◆ Task statement ◆
Copy all of the records below line for line, leaving out the pictures.

◆ Material supplied ◆
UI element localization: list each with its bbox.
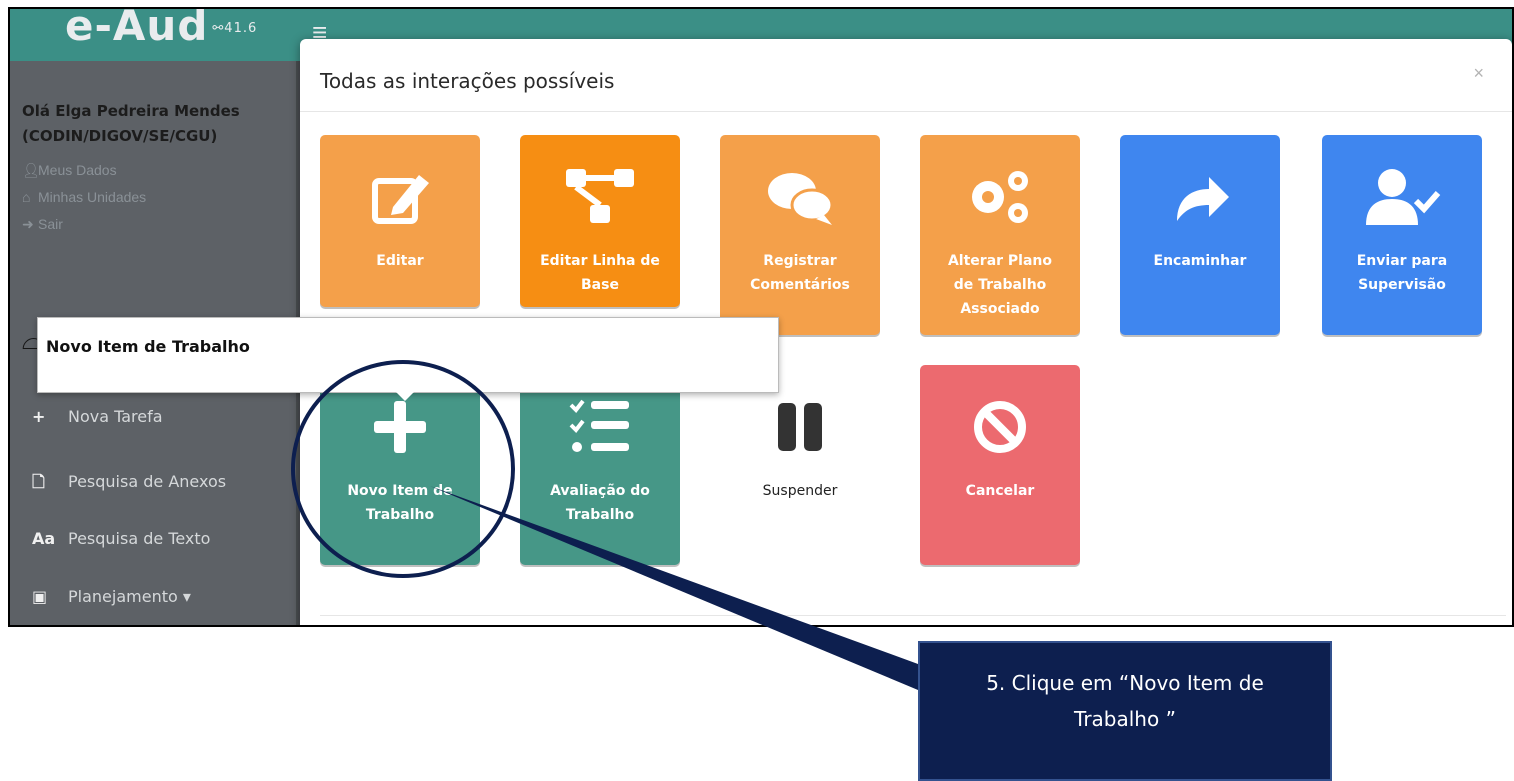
tile-label: Cancelar (965, 483, 1035, 499)
tile-registrar-comentarios[interactable]: Registrar Comentários (720, 135, 880, 335)
user-icon: 👤︎ (22, 162, 40, 178)
app-logo[interactable]: e-Aud ⚯41.6 (65, 9, 257, 50)
greeting-name: Olá Elga Pedreira Mendes (22, 102, 240, 120)
tile-editar[interactable]: Editar (320, 135, 480, 307)
calendar-icon: ▣ (32, 587, 48, 606)
tile-label: Encaminhar (1153, 253, 1247, 269)
callout-line-2: Trabalho ” (1074, 707, 1176, 731)
modal-footer-divider (320, 615, 1506, 616)
share-arrow-icon (1120, 165, 1280, 229)
edit-icon (320, 165, 480, 229)
tile-encaminhar[interactable]: Encaminhar (1120, 135, 1280, 335)
greeting-unit: (CODIN/DIGOV/SE/CGU) (22, 127, 218, 145)
app-screenshot: e-Aud ⚯41.6 ≡ Olá Elga Pedreira Mendes (C… (8, 7, 1514, 627)
tile-enviar-supervisao[interactable]: Enviar para Supervisão (1322, 135, 1482, 335)
chevron-down-icon: ▾ (182, 587, 191, 606)
sidebar-item-nova-tarefa[interactable]: + Nova Tarefa (32, 407, 163, 426)
plus-icon: + (32, 407, 46, 426)
pause-icon (720, 395, 880, 459)
tile-suspender[interactable]: Suspender (720, 365, 880, 565)
callout-line-1: 5. Clique em “Novo Item de (986, 671, 1264, 695)
tooltip-caret (396, 392, 414, 401)
instruction-callout: 5. Clique em “Novo Item de Trabalho ” (918, 641, 1332, 781)
checklist-icon (520, 395, 680, 459)
tile-editar-linha-de-base[interactable]: Editar Linha de Base (520, 135, 680, 307)
text-icon: Aa (32, 529, 56, 548)
tooltip-novo-item: Novo Item de Trabalho (37, 317, 779, 401)
tile-label: Alterar Plano de Trabalho Associado (947, 253, 1053, 317)
link-meus-dados[interactable]: 👤︎Meus Dados (22, 157, 146, 184)
tooltip-text: Novo Item de Trabalho (46, 337, 250, 356)
sitemap-icon (520, 165, 680, 229)
sidebar-item-pesquisa-anexos[interactable]: 🗋︎ Pesquisa de Anexos (32, 471, 226, 498)
sidebar-item-planejamento[interactable]: ▣ Planejamento ▾ (32, 587, 191, 606)
user-greeting: Olá Elga Pedreira Mendes (CODIN/DIGOV/SE… (22, 99, 240, 149)
sign-out-icon: ➜ (22, 216, 34, 232)
tile-label: Editar (376, 253, 424, 269)
tile-label: Novo Item de Trabalho (347, 483, 453, 523)
sidebar-item-pesquisa-texto[interactable]: Aa Pesquisa de Texto (32, 529, 210, 548)
comments-icon (720, 165, 880, 229)
link-sair[interactable]: ➜ Sair (22, 211, 146, 238)
ban-icon (920, 395, 1080, 459)
close-icon[interactable]: × (1473, 63, 1484, 84)
file-icon: 🗋︎ (32, 472, 45, 491)
modal-divider (300, 111, 1512, 112)
gears-icon (920, 165, 1080, 229)
home-icon: ⌂ (22, 189, 31, 205)
user-links: 👤︎Meus Dados ⌂ Minhas Unidades ➜ Sair (22, 157, 146, 238)
tile-alterar-plano[interactable]: Alterar Plano de Trabalho Associado (920, 135, 1080, 335)
tile-cancelar[interactable]: Cancelar (920, 365, 1080, 565)
tile-label: Registrar Comentários (750, 253, 850, 293)
tile-label: Editar Linha de Base (540, 253, 660, 293)
tile-label: Avaliação do Trabalho (550, 483, 650, 523)
tile-label: Enviar para Supervisão (1356, 253, 1448, 293)
plus-icon (320, 395, 480, 459)
modal-title: Todas as interações possíveis (320, 69, 615, 93)
link-minhas-unidades[interactable]: ⌂ Minhas Unidades (22, 184, 146, 211)
user-check-icon (1322, 165, 1482, 229)
tile-avaliacao-do-trabalho[interactable]: Avaliação do Trabalho (520, 365, 680, 565)
tile-label: Suspender (762, 483, 838, 499)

◆ Written response ◆
UI element localization: list each with its bbox.
tile-label: Cancelar (965, 483, 1035, 499)
tile-registrar-comentarios[interactable]: Registrar Comentários (720, 135, 880, 335)
user-icon: 👤︎ (22, 162, 40, 178)
app-logo[interactable]: e-Aud ⚯41.6 (65, 9, 257, 50)
greeting-name: Olá Elga Pedreira Mendes (22, 102, 240, 120)
tile-editar[interactable]: Editar (320, 135, 480, 307)
calendar-icon: ▣ (32, 587, 48, 606)
tile-label: Encaminhar (1153, 253, 1247, 269)
callout-line-2: Trabalho ” (1074, 707, 1176, 731)
modal-footer-divider (320, 615, 1506, 616)
share-arrow-icon (1120, 165, 1280, 229)
edit-icon (320, 165, 480, 229)
tile-encaminhar[interactable]: Encaminhar (1120, 135, 1280, 335)
greeting-unit: (CODIN/DIGOV/SE/CGU) (22, 127, 218, 145)
app-screenshot: e-Aud ⚯41.6 ≡ Olá Elga Pedreira Mendes (C… (8, 7, 1514, 627)
tile-enviar-supervisao[interactable]: Enviar para Supervisão (1322, 135, 1482, 335)
chevron-down-icon: ▾ (182, 587, 191, 606)
sidebar-item-nova-tarefa[interactable]: + Nova Tarefa (32, 407, 163, 426)
plus-icon: + (32, 407, 46, 426)
pause-icon (720, 395, 880, 459)
tile-suspender[interactable]: Suspender (720, 365, 880, 565)
callout-line-1: 5. Clique em “Novo Item de (986, 671, 1264, 695)
tooltip-caret (396, 392, 414, 401)
instruction-callout: 5. Clique em “Novo Item de Trabalho ” (918, 641, 1332, 781)
checklist-icon (520, 395, 680, 459)
tile-editar-linha-de-base[interactable]: Editar Linha de Base (520, 135, 680, 307)
text-icon: Aa (32, 529, 56, 548)
tooltip-novo-item: Novo Item de Trabalho (37, 317, 779, 401)
tile-label: Alterar Plano de Trabalho Associado (947, 253, 1053, 317)
link-meus-dados[interactable]: 👤︎Meus Dados (22, 157, 146, 184)
tooltip-text: Novo Item de Trabalho (46, 337, 250, 356)
sitemap-icon (520, 165, 680, 229)
sidebar-item-pesquisa-anexos[interactable]: 🗋︎ Pesquisa de Anexos (32, 471, 226, 498)
sidebar-item-planejamento[interactable]: ▣ Planejamento ▾ (32, 587, 191, 606)
user-greeting: Olá Elga Pedreira Mendes (CODIN/DIGOV/SE… (22, 99, 240, 149)
sign-out-icon: ➜ (22, 216, 34, 232)
tile-label: Editar (376, 253, 424, 269)
tile-label: Novo Item de Trabalho (347, 483, 453, 523)
sidebar-item-pesquisa-texto[interactable]: Aa Pesquisa de Texto (32, 529, 210, 548)
comments-icon (720, 165, 880, 229)
link-sair[interactable]: ➜ Sair (22, 211, 146, 238)
ban-icon (920, 395, 1080, 459)
close-icon[interactable]: × (1473, 63, 1484, 84)
file-icon: 🗋︎ (32, 472, 45, 491)
modal-divider (300, 111, 1512, 112)
gears-icon (920, 165, 1080, 229)
home-icon: ⌂ (22, 189, 31, 205)
user-links: 👤︎Meus Dados ⌂ Minhas Unidades ➜ Sair (22, 157, 146, 238)
tile-alterar-plano[interactable]: Alterar Plano de Trabalho Associado (920, 135, 1080, 335)
tile-cancelar[interactable]: Cancelar (920, 365, 1080, 565)
tile-label: Registrar Comentários (750, 253, 850, 293)
tile-label: Editar Linha de Base (540, 253, 660, 293)
tile-label: Avaliação do Trabalho (550, 483, 650, 523)
tile-label: Enviar para Supervisão (1356, 253, 1448, 293)
plus-icon (320, 395, 480, 459)
modal-title: Todas as interações possíveis (320, 69, 615, 93)
link-minhas-unidades[interactable]: ⌂ Minhas Unidades (22, 184, 146, 211)
user-check-icon (1322, 165, 1482, 229)
tile-avaliacao-do-trabalho[interactable]: Avaliação do Trabalho (520, 365, 680, 565)
tile-label: Suspender (762, 483, 838, 499)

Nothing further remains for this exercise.